_Directives_.
(1) In the Metaflow article, at which event did Netflix show how it uses Metaflow for its ML and AI use cases?
(2) Carry the Metaflow article on from its last sentence.

_Text_.

# # #

David J. Berg*, David Casler^, Romain Cledat*, Qian Huang*, Rui Lin*, Nissan Pow*, Nurcan Sonmez*, Shashank Srikanth*, Chaoying Wang*, Regina Wang*, Darin Yu*
*: Model Development Team, Machine Learning Platform
^: Content Demand Modeling Team

A month ago at QConSF, we showcased how Netflix utilizes Metaflow to power a diverse set of ML and AI use cases, managing thousands of unique Metaflow flows. This followed a previous blog on the same topic. Many of these projects are under constant development by dedicated teams with their own business goals and development best practices, such as the system that supports our content decision makers, or the system that ranks which language subtitles are most valuable for a specific piece of content.

As a central ML and AI platform team, our role is to empower our partner teams with tools that maximize their productivity and effectiveness, while adapting to their specific needs (not the other way around). This has been a guiding design principle with Metaflow since its inception.

Standing on the shoulders of our extensive cloud infrastructure, Metaflow facilitates easy access to data, compute, and production-grade workflow orchestration, as well as built-in best practices for common concerns such as collaboration, versioning, dependency management, and observability, which teams use to setup ML/AI experiments and systems that work for them. As a result, Metaflow users at Netflix have been able to run millions of experiments over the past few years without wasting time on low-level concerns.

A long standing FAQ: configurable flows

While Metaflow aims to be un-opinionated about some of the upper levels of the stack, some teams within Netflix have developed their own opinionated tooling. As part of Metaflow’s adaptation to their specific needs, we constantly try to understand what has been developed and, more importantly, what gaps these solutions are filling.

# # #

_Data rows_.
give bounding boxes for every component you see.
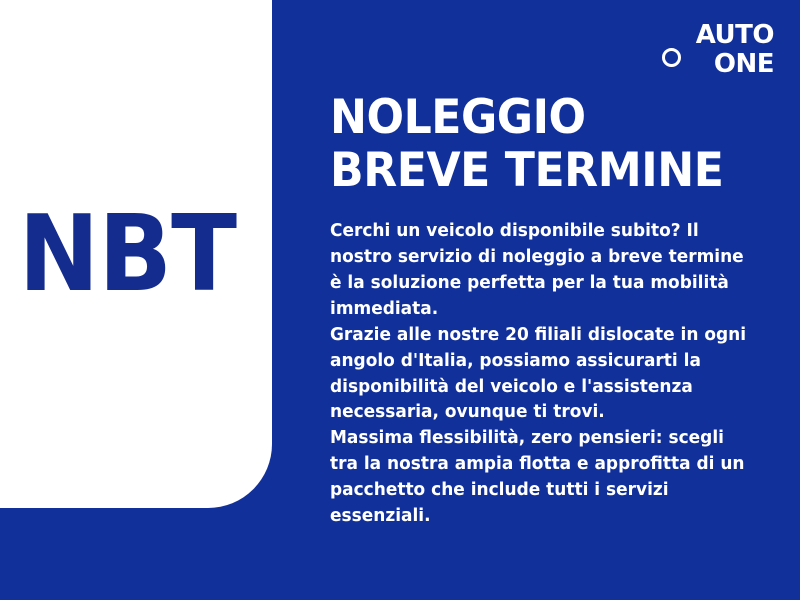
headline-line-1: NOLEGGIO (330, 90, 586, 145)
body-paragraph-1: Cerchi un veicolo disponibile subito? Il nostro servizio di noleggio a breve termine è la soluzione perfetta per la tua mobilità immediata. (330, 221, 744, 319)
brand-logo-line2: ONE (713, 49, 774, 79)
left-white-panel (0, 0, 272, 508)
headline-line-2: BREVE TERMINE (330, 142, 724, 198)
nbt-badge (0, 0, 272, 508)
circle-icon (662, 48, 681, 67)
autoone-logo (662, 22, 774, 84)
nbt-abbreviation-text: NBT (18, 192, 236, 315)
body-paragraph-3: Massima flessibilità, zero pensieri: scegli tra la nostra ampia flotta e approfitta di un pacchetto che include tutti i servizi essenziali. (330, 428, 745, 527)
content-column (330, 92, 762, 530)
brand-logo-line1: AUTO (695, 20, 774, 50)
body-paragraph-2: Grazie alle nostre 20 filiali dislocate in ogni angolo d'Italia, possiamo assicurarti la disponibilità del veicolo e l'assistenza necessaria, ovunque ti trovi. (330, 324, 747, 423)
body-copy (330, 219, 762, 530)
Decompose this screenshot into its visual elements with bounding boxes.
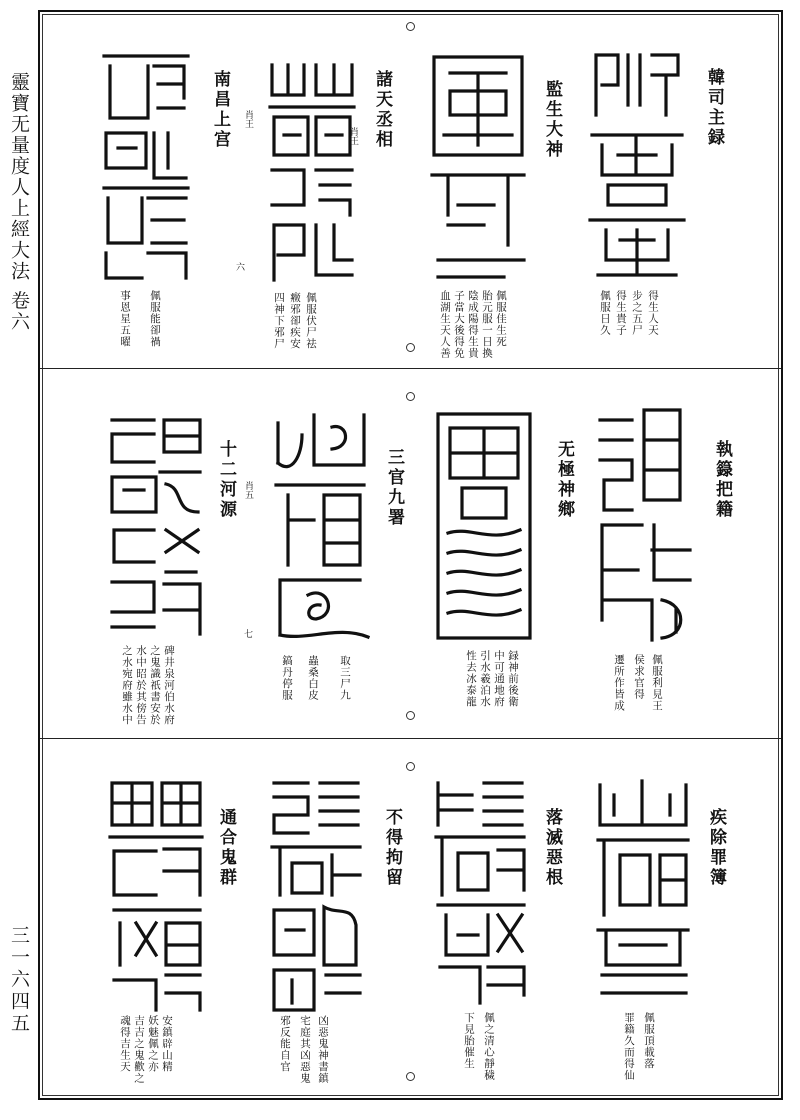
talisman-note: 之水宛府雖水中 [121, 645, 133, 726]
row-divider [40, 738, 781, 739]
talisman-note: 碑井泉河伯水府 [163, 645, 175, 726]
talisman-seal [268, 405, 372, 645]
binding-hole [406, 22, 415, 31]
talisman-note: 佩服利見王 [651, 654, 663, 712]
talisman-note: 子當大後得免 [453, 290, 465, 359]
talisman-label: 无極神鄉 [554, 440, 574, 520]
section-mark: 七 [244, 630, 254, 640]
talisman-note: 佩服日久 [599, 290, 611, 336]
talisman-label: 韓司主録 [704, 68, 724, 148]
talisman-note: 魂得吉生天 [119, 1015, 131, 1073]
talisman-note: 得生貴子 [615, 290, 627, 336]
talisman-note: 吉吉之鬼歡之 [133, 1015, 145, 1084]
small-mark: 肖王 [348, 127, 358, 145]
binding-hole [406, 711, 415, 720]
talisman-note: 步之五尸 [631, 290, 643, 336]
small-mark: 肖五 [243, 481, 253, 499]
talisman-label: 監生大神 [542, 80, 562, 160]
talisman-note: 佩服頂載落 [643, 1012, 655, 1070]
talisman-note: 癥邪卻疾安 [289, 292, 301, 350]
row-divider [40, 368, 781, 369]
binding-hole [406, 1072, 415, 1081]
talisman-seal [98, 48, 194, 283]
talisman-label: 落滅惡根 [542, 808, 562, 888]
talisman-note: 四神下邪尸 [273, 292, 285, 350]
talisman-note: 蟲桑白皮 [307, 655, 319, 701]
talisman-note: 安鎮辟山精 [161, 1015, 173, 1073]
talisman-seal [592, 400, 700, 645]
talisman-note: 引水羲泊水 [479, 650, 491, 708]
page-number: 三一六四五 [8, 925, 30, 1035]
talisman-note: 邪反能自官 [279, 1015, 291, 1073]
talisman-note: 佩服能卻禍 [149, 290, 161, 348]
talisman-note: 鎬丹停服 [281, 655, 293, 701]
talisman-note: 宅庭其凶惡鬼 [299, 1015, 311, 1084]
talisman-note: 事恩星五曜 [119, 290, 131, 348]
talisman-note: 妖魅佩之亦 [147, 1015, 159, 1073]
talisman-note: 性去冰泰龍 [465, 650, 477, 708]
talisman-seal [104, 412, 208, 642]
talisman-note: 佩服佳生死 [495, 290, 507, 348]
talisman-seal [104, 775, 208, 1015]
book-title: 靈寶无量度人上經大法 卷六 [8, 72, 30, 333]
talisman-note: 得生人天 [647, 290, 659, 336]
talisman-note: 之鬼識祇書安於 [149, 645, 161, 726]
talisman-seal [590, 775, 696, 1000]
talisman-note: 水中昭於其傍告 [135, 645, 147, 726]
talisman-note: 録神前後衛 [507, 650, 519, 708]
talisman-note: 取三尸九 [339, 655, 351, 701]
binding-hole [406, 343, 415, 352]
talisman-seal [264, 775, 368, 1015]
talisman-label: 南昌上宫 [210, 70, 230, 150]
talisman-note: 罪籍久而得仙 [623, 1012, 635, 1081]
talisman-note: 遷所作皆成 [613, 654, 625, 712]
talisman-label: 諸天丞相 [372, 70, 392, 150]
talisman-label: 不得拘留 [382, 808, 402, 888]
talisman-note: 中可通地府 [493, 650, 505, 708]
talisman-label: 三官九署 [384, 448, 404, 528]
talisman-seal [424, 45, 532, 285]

# # #

_Exercise answers_.
(1) QConSF

(2)
In some cases, we determine that the gap being addressed is very team specific, or too opinionated at too high a level in the stack, and we therefore decide to not develop it within Metaflow. In other cases, however, we realize that we can develop an underlying construct that aids in filling that gap. Note that even in that case, we do not always aim to completely fill the gap and instead focus on extracting a more general lower level concept that can be leveraged by that particular user but also by others. One such recurring pattern we noticed at Netflix is the need to deploy sets of closely related flows, often as part of a larger pipeline involving table creations, ETLs, and deployment jobs. Frequently, practitioners want to experiment with variants of these flows, testing new data, new parameterizations, or new algorithms, while keeping the overall structure of the flow or flows intact.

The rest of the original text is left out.